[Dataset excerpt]
────────────────

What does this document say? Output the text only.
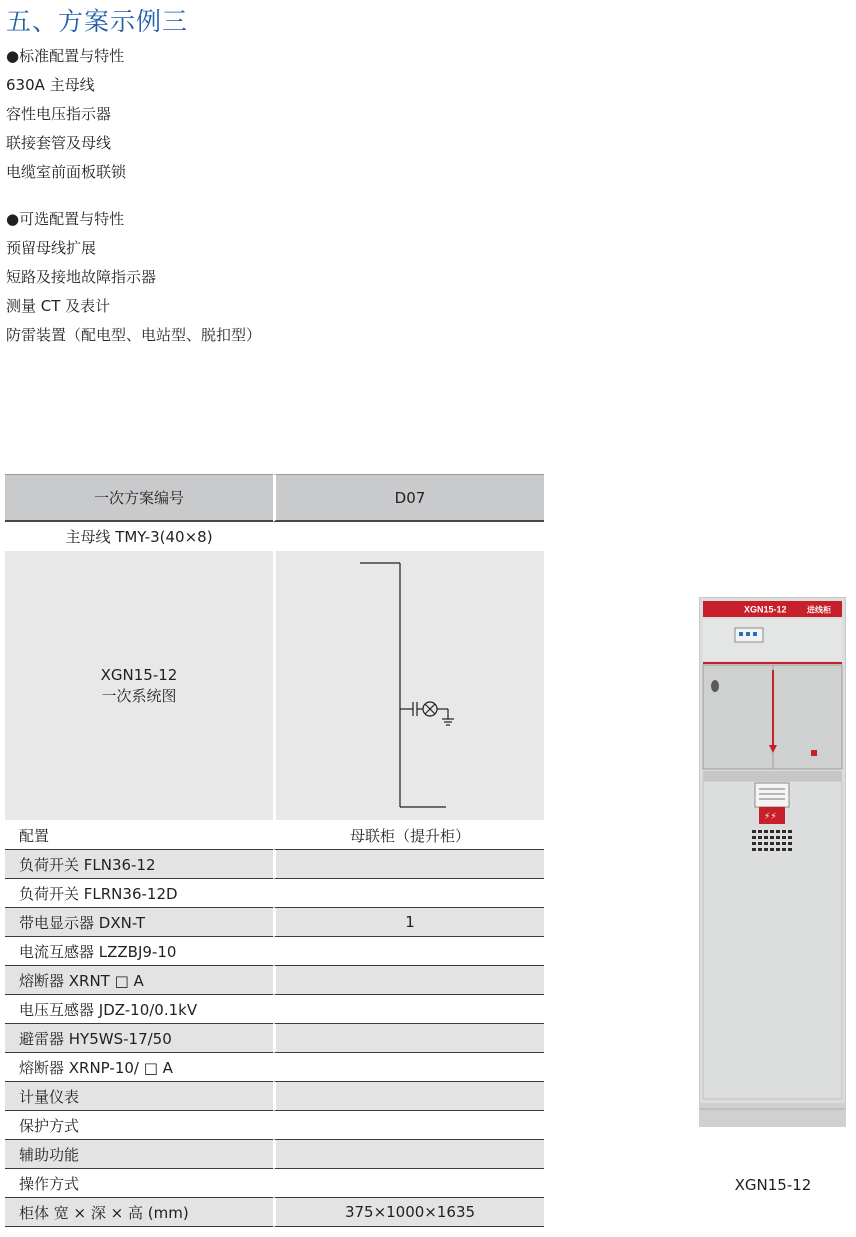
五、方案示例三
●标准配置与特性
630A 主母线
容性电压指示器
联接套管及母线
电缆室前面板联锁
●可选配置与特性
预留母线扩展
短路及接地故障指示器
测量 CT 及表计
防雷装置（配电型、电站型、脱扣型）
一次方案编号	D07
主母线 TMY-3(40×8)	

XGN15-12
一次系统图

配置	母联柜（提升柜）
负荷开关 FLN36-12	
负荷开关 FLRN36-12D	
带电显示器 DXN-T	1
电流互感器 LZZBJ9-10	
熔断器 XRNT □ A	
电压互感器 JDZ-10/0.1kV	
避雷器 HY5WS-17/50	
熔断器 XRNP-10/ □ A	
计量仪表	
保护方式	
辅助功能	
操作方式	
柜体 宽 × 深 × 高 (mm)	375×1000×1635
XGN15-12	进线柜
⚡⚡
XGN15-12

────────────────

EXERCISE DESCRIPTION: Return every line of the records exactly as given, pictures excluded.

RESPONSE FOR THIS EXERCISE:
What does this document say? Output the text only.
五、方案示例三
●标准配置与特性
630A 主母线
容性电压指示器
联接套管及母线
电缆室前面板联锁
●可选配置与特性
预留母线扩展
短路及接地故障指示器
测量 CT 及表计
防雷装置（配电型、电站型、脱扣型）
一次方案编号	D07
主母线 TMY-3(40×8)	

XGN15-12
一次系统图

配置	母联柜（提升柜）
负荷开关 FLN36-12	
负荷开关 FLRN36-12D	
带电显示器 DXN-T	1
电流互感器 LZZBJ9-10	
熔断器 XRNT □ A	
电压互感器 JDZ-10/0.1kV	
避雷器 HY5WS-17/50	
熔断器 XRNP-10/ □ A	
计量仪表	
保护方式	
辅助功能	
操作方式	
柜体 宽 × 深 × 高 (mm)	375×1000×1635
XGN15-12	进线柜
⚡⚡
XGN15-12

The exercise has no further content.